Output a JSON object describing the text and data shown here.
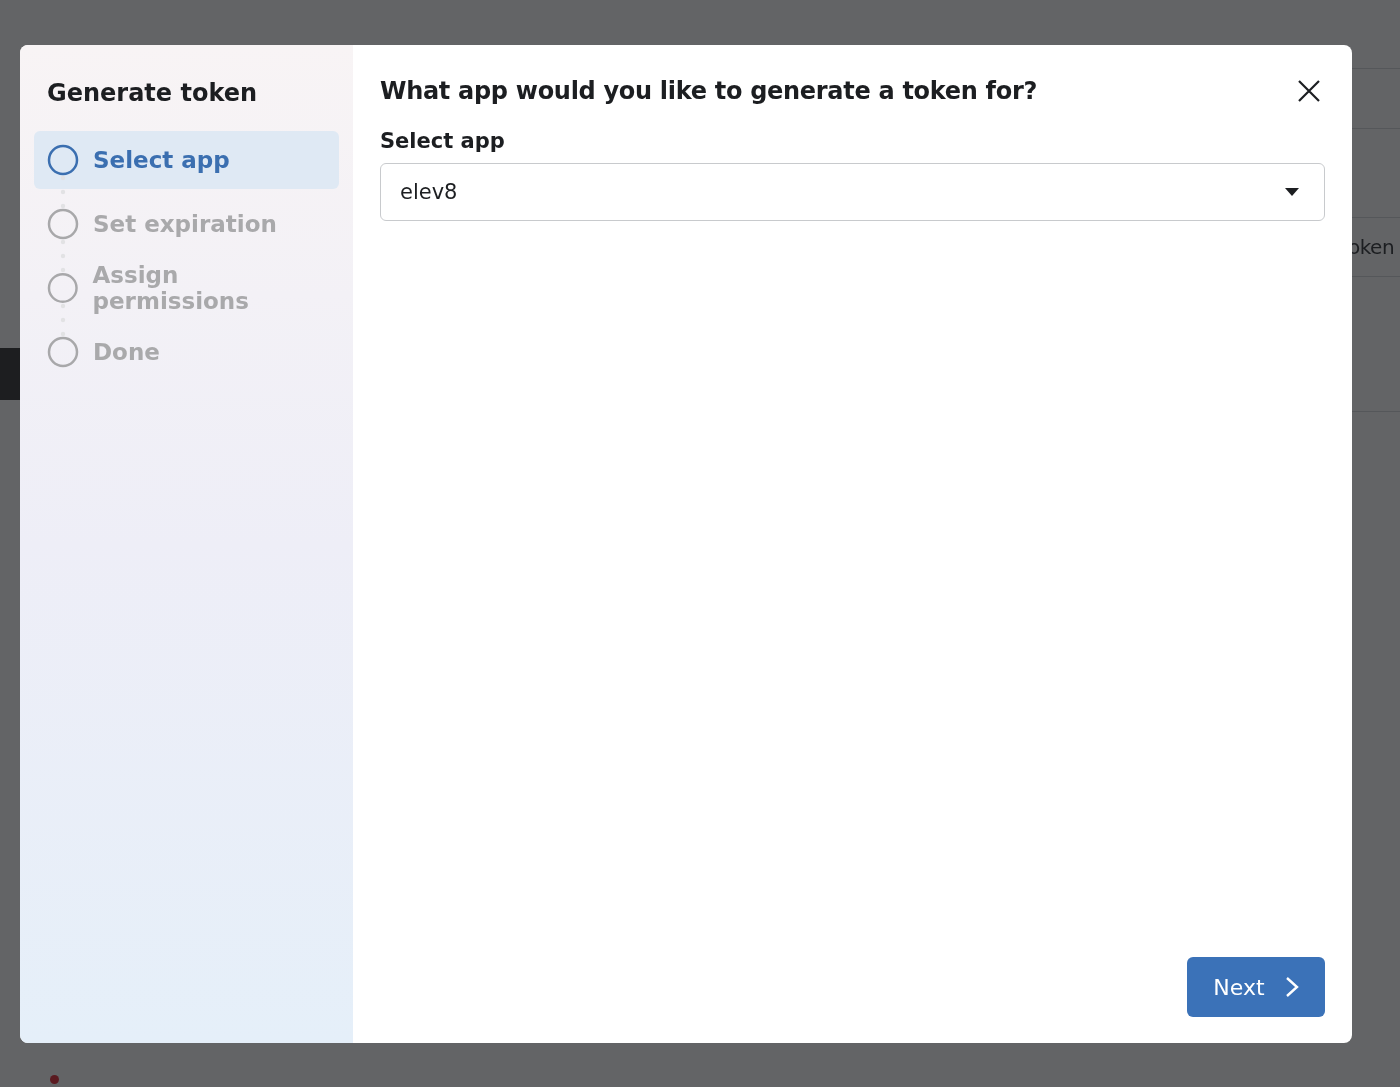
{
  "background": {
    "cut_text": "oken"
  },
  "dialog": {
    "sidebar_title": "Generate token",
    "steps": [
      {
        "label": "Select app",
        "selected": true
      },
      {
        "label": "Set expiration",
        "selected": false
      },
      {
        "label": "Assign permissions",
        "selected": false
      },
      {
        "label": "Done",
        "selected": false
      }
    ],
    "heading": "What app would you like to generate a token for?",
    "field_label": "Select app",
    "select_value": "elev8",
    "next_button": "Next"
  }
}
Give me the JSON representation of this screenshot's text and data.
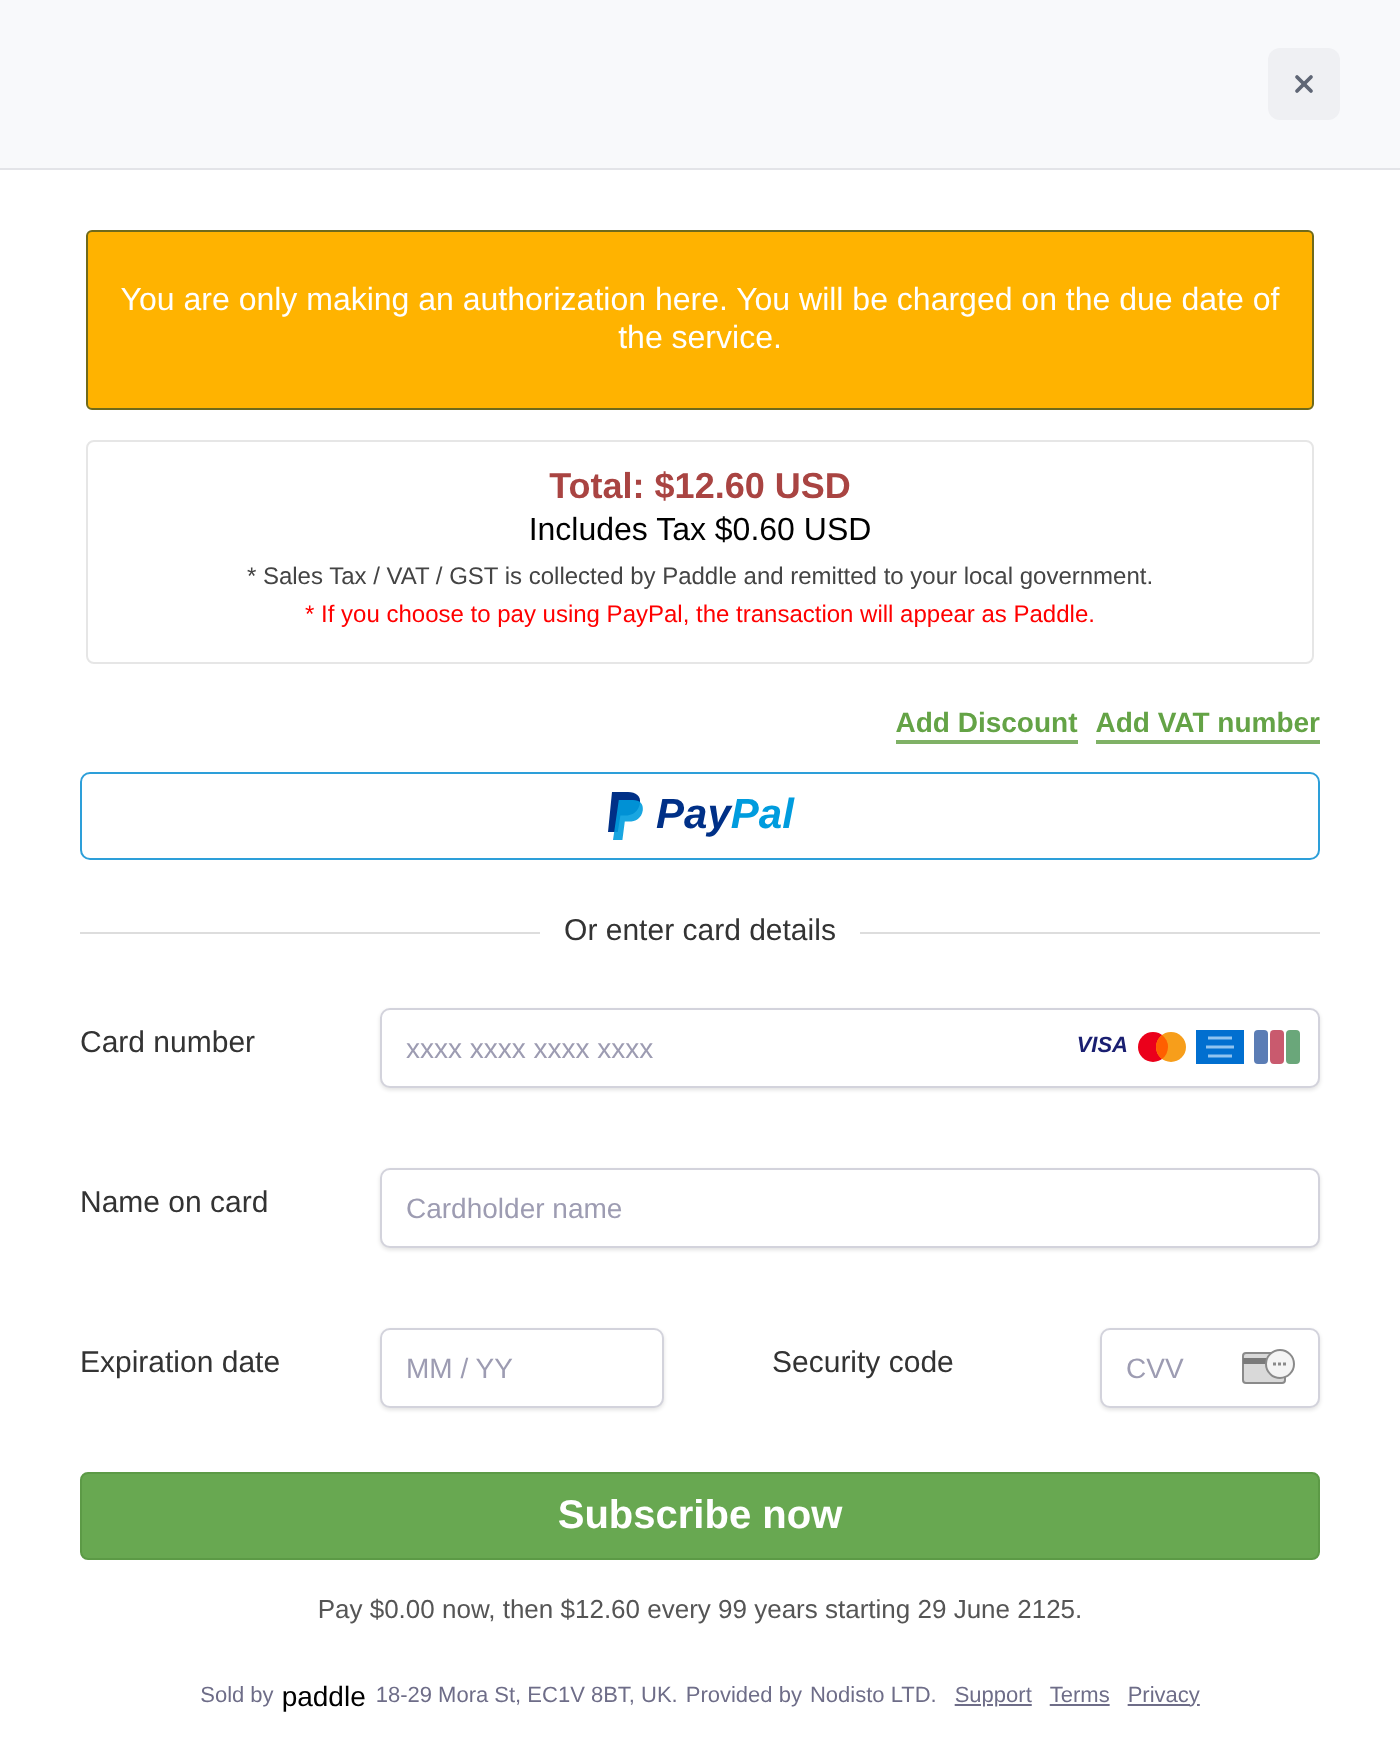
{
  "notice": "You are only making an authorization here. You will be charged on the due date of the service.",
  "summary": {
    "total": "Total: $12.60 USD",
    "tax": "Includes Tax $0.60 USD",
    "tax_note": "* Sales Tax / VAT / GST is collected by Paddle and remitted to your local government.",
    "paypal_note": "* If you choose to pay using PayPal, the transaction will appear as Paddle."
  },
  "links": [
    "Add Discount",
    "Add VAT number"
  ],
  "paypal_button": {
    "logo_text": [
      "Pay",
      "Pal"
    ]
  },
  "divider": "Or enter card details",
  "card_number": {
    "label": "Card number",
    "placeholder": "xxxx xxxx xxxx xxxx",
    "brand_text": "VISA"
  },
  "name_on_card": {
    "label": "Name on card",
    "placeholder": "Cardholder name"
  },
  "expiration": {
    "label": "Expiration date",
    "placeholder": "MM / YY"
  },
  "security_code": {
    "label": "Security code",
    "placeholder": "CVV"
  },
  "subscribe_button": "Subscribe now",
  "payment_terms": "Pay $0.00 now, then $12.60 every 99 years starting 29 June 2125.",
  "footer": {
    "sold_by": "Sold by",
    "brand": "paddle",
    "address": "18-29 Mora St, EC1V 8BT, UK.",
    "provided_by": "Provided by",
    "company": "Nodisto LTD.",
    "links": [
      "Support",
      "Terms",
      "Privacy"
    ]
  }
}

###

OBJECTIVE> Copy nothing outside the span: please output the lines from the one with "Give me the" through the end of the entries above, and skip the pictures.

SOLVED EXERCISE>
Give me the JSON representation of this screenshot's text and data.
{
  "notice": "You are only making an authorization here. You will be charged on the due date of the service.",
  "summary": {
    "total": "Total: $12.60 USD",
    "tax": "Includes Tax $0.60 USD",
    "tax_note": "* Sales Tax / VAT / GST is collected by Paddle and remitted to your local government.",
    "paypal_note": "* If you choose to pay using PayPal, the transaction will appear as Paddle."
  },
  "links": [
    "Add Discount",
    "Add VAT number"
  ],
  "paypal_button": {
    "logo_text": [
      "Pay",
      "Pal"
    ]
  },
  "divider": "Or enter card details",
  "card_number": {
    "label": "Card number",
    "placeholder": "xxxx xxxx xxxx xxxx",
    "brand_text": "VISA"
  },
  "name_on_card": {
    "label": "Name on card",
    "placeholder": "Cardholder name"
  },
  "expiration": {
    "label": "Expiration date",
    "placeholder": "MM / YY"
  },
  "security_code": {
    "label": "Security code",
    "placeholder": "CVV"
  },
  "subscribe_button": "Subscribe now",
  "payment_terms": "Pay $0.00 now, then $12.60 every 99 years starting 29 June 2125.",
  "footer": {
    "sold_by": "Sold by",
    "brand": "paddle",
    "address": "18-29 Mora St, EC1V 8BT, UK.",
    "provided_by": "Provided by",
    "company": "Nodisto LTD.",
    "links": [
      "Support",
      "Terms",
      "Privacy"
    ]
  }
}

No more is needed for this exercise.